Reproduce every entry below precisely. Pictures are excluded from the copy.

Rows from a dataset

* START *

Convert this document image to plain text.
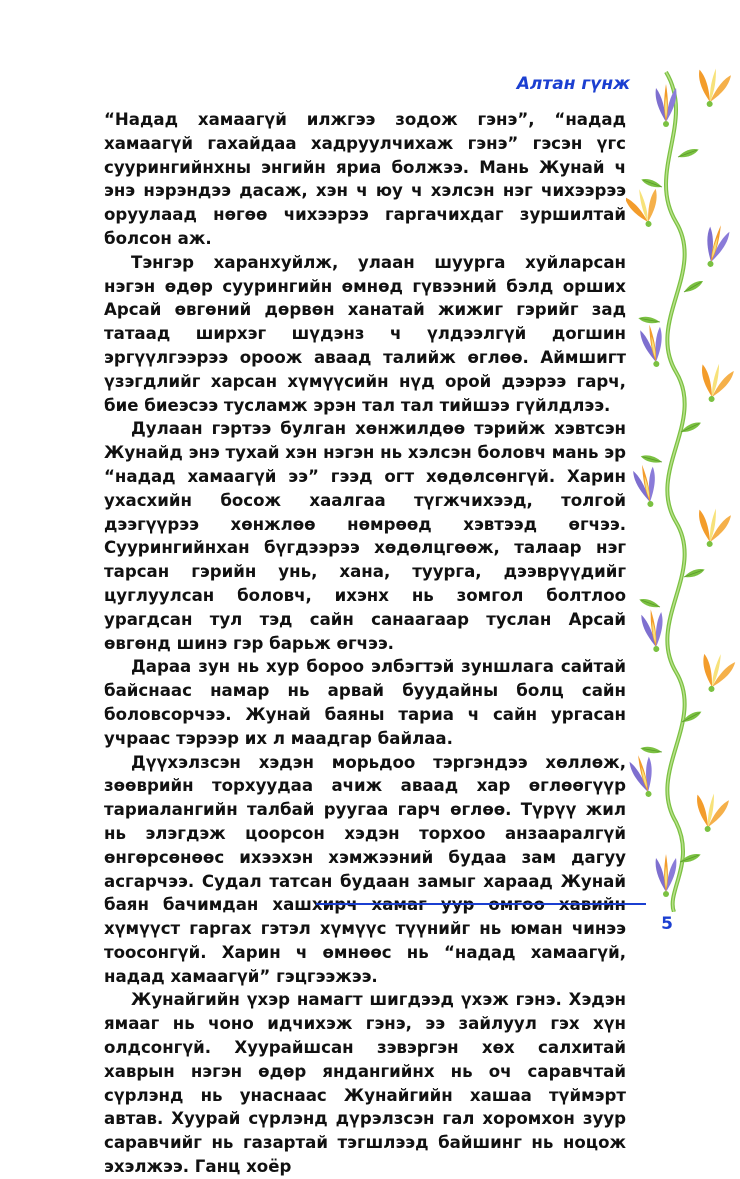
Алтан гүнж

“Надад хамаагүй илжгээ зодож гэнэ”, “надад хамаагүй гахайдаа хадруулчихаж гэнэ” гэсэн үгс суурингийнхны энгийн яриа болжээ. Мань Жунай ч энэ нэрэндээ дасаж, хэн ч юу ч хэлсэн нэг чихээрээ оруулаад нөгөө чихээрээ гаргачихдаг зуршилтай болсон аж.

Тэнгэр харанхуйлж, улаан шуурга хуйларсан нэгэн өдөр суурингийн өмнөд гүвээний бэлд орших Арсай өвгөний дөрвөн ханатай жижиг гэрийг зад татаад ширхэг шүдэнз ч үлдээлгүй догшин эргүүлгээрээ ороож аваад талийж өглөө. Аймшигт үзэгдлийг харсан хүмүүсийн нүд орой дээрээ гарч, бие биеэсээ тусламж эрэн тал тал тийшээ гүйлдлээ.

Дулаан гэртээ булган хөнжилдөө тэрийж хэвтсэн Жунайд энэ тухай хэн нэгэн нь хэлсэн боловч мань эр “надад хамаагүй ээ” гээд огт хөдөлсөнгүй. Харин ухасхийн босож хаалгаа түгжчихээд, толгой дээгүүрээ хөнжлөө нөмрөөд хэвтээд өгчээ. Суурингийнхан бүгдээрээ хөдөлцгөөж, талаар нэг тарсан гэрийн унь, хана, туурга, дээврүүдийг цуглуулсан боловч, ихэнх нь зомгол болтлоо урагдсан тул тэд сайн санаагаар туслан Арсай өвгөнд шинэ гэр барьж өгчээ.

Дараа зун нь хур бороо элбэгтэй зуншлага сайтай байснаас намар нь арвай буудайны болц сайн боловсорчээ. Жунай баяны тариа ч сайн ургасан учраас тэрээр их л маадгар байлаа.

Дүүхэлзсэн хэдэн морьдоо тэргэндээ хөллөж, зөөврийн торхуудаа ачиж аваад хар өглөөгүүр тариалангийн талбай руугаа гарч өглөө. Түрүү жил нь элэгдэж цоорсон хэдэн торхоо анзааралгүй өнгөрсөнөөс ихээхэн хэмжээний будаа зам дагуу асгарчээ. Судал татсан будаан замыг хараад Жунай баян бачимдан хашхирч хамаг уур омгоо хавийн хүмүүст гаргах гэтэл хүмүүс түүнийг нь юман чинээ тоосонгүй. Харин ч өмнөөс нь “надад хамаагүй, надад хамаагүй” гэцгээжээ.

Жунайгийн үхэр намагт шигдээд үхэж гэнэ. Хэдэн ямааг нь чоно идчихэж гэнэ, ээ зайлуул гэх хүн олдсонгүй. Хуурайшсан зэвэргэн хөх салхитай хаврын нэгэн өдөр яндангийнх нь оч саравчтай сүрлэнд нь унаснаас Жунайгийн хашаа түймэрт автав. Хуурай сүрлэнд дүрэлзсэн гал хоромхон зуур саравчийг нь газартай тэгшлээд байшинг нь ноцож эхэлжээ. Ганц хоёр

5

* END *

◆ **Reply to the task**
Convert this document image to plain text.
Алтан гүнж

“Надад хамаагүй илжгээ зодож гэнэ”, “надад хамаагүй гахайдаа хадруулчихаж гэнэ” гэсэн үгс суурингийнхны энгийн яриа болжээ. Мань Жунай ч энэ нэрэндээ дасаж, хэн ч юу ч хэлсэн нэг чихээрээ оруулаад нөгөө чихээрээ гаргачихдаг зуршилтай болсон аж.

Тэнгэр харанхуйлж, улаан шуурга хуйларсан нэгэн өдөр суурингийн өмнөд гүвээний бэлд орших Арсай өвгөний дөрвөн ханатай жижиг гэрийг зад татаад ширхэг шүдэнз ч үлдээлгүй догшин эргүүлгээрээ ороож аваад талийж өглөө. Аймшигт үзэгдлийг харсан хүмүүсийн нүд орой дээрээ гарч, бие биеэсээ тусламж эрэн тал тал тийшээ гүйлдлээ.

Дулаан гэртээ булган хөнжилдөө тэрийж хэвтсэн Жунайд энэ тухай хэн нэгэн нь хэлсэн боловч мань эр “надад хамаагүй ээ” гээд огт хөдөлсөнгүй. Харин ухасхийн босож хаалгаа түгжчихээд, толгой дээгүүрээ хөнжлөө нөмрөөд хэвтээд өгчээ. Суурингийнхан бүгдээрээ хөдөлцгөөж, талаар нэг тарсан гэрийн унь, хана, туурга, дээврүүдийг цуглуулсан боловч, ихэнх нь зомгол болтлоо урагдсан тул тэд сайн санаагаар туслан Арсай өвгөнд шинэ гэр барьж өгчээ.

Дараа зун нь хур бороо элбэгтэй зуншлага сайтай байснаас намар нь арвай буудайны болц сайн боловсорчээ. Жунай баяны тариа ч сайн ургасан учраас тэрээр их л маадгар байлаа.

Дүүхэлзсэн хэдэн морьдоо тэргэндээ хөллөж, зөөврийн торхуудаа ачиж аваад хар өглөөгүүр тариалангийн талбай руугаа гарч өглөө. Түрүү жил нь элэгдэж цоорсон хэдэн торхоо анзааралгүй өнгөрсөнөөс ихээхэн хэмжээний будаа зам дагуу асгарчээ. Судал татсан будаан замыг хараад Жунай баян бачимдан хашхирч хамаг уур омгоо хавийн хүмүүст гаргах гэтэл хүмүүс түүнийг нь юман чинээ тоосонгүй. Харин ч өмнөөс нь “надад хамаагүй, надад хамаагүй” гэцгээжээ.

Жунайгийн үхэр намагт шигдээд үхэж гэнэ. Хэдэн ямааг нь чоно идчихэж гэнэ, ээ зайлуул гэх хүн олдсонгүй. Хуурайшсан зэвэргэн хөх салхитай хаврын нэгэн өдөр яндангийнх нь оч саравчтай сүрлэнд нь унаснаас Жунайгийн хашаа түймэрт автав. Хуурай сүрлэнд дүрэлзсэн гал хоромхон зуур саравчийг нь газартай тэгшлээд байшинг нь ноцож эхэлжээ. Ганц хоёр

5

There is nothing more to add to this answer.